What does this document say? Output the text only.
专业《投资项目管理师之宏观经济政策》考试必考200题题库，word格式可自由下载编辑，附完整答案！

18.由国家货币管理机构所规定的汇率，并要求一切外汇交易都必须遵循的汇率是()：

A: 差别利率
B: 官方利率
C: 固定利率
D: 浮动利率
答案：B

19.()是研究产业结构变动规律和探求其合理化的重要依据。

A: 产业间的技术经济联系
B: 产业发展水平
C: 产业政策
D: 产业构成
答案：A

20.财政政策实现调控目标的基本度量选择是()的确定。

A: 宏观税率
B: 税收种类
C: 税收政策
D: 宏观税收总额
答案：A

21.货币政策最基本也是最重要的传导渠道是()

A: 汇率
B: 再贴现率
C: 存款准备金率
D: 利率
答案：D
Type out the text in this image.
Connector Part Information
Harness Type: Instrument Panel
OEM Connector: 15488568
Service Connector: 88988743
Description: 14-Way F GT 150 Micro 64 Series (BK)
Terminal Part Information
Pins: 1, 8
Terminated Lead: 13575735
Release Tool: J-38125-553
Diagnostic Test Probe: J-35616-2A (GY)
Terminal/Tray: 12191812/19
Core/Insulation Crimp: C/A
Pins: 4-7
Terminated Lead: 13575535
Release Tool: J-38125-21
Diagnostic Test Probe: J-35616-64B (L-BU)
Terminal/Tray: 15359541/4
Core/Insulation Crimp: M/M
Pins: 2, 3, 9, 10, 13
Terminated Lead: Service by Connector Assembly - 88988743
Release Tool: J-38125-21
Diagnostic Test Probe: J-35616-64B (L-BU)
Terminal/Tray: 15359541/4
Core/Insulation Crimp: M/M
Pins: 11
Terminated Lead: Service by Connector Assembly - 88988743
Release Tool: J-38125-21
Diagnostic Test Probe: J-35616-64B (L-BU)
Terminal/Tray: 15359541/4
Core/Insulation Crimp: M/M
--------------------------------
Every entry should be printed again exactly as it stands.

• ANSWER TO THIS TASK:
What does this document say? Output the text only.
专业《投资项目管理师之宏观经济政策》考试必考200题题库，word格式可自由下载编辑，附完整答案！

18.由国家货币管理机构所规定的汇率，并要求一切外汇交易都必须遵循的汇率是()：

A: 差别利率
B: 官方利率
C: 固定利率
D: 浮动利率
答案：B

19.()是研究产业结构变动规律和探求其合理化的重要依据。

A: 产业间的技术经济联系
B: 产业发展水平
C: 产业政策
D: 产业构成
答案：A

20.财政政策实现调控目标的基本度量选择是()的确定。

A: 宏观税率
B: 税收种类
C: 税收政策
D: 宏观税收总额
答案：A

21.货币政策最基本也是最重要的传导渠道是()

A: 汇率
B: 再贴现率
C: 存款准备金率
D: 利率
答案：D
Type out the text in this image.
Connector Part Information
Harness Type: Instrument Panel
OEM Connector: 15488568
Service Connector: 88988743
Description: 14-Way F GT 150 Micro 64 Series (BK)
Terminal Part Information
Pins: 1, 8
Terminated Lead: 13575735
Release Tool: J-38125-553
Diagnostic Test Probe: J-35616-2A (GY)
Terminal/Tray: 12191812/19
Core/Insulation Crimp: C/A
Pins: 4-7
Terminated Lead: 13575535
Release Tool: J-38125-21
Diagnostic Test Probe: J-35616-64B (L-BU)
Terminal/Tray: 15359541/4
Core/Insulation Crimp: M/M
Pins: 2, 3, 9, 10, 13
Terminated Lead: Service by Connector Assembly - 88988743
Release Tool: J-38125-21
Diagnostic Test Probe: J-35616-64B (L-BU)
Terminal/Tray: 15359541/4
Core/Insulation Crimp: M/M
Pins: 11
Terminated Lead: Service by Connector Assembly - 88988743
Release Tool: J-38125-21
Diagnostic Test Probe: J-35616-64B (L-BU)
Terminal/Tray: 15359541/4
Core/Insulation Crimp: M/M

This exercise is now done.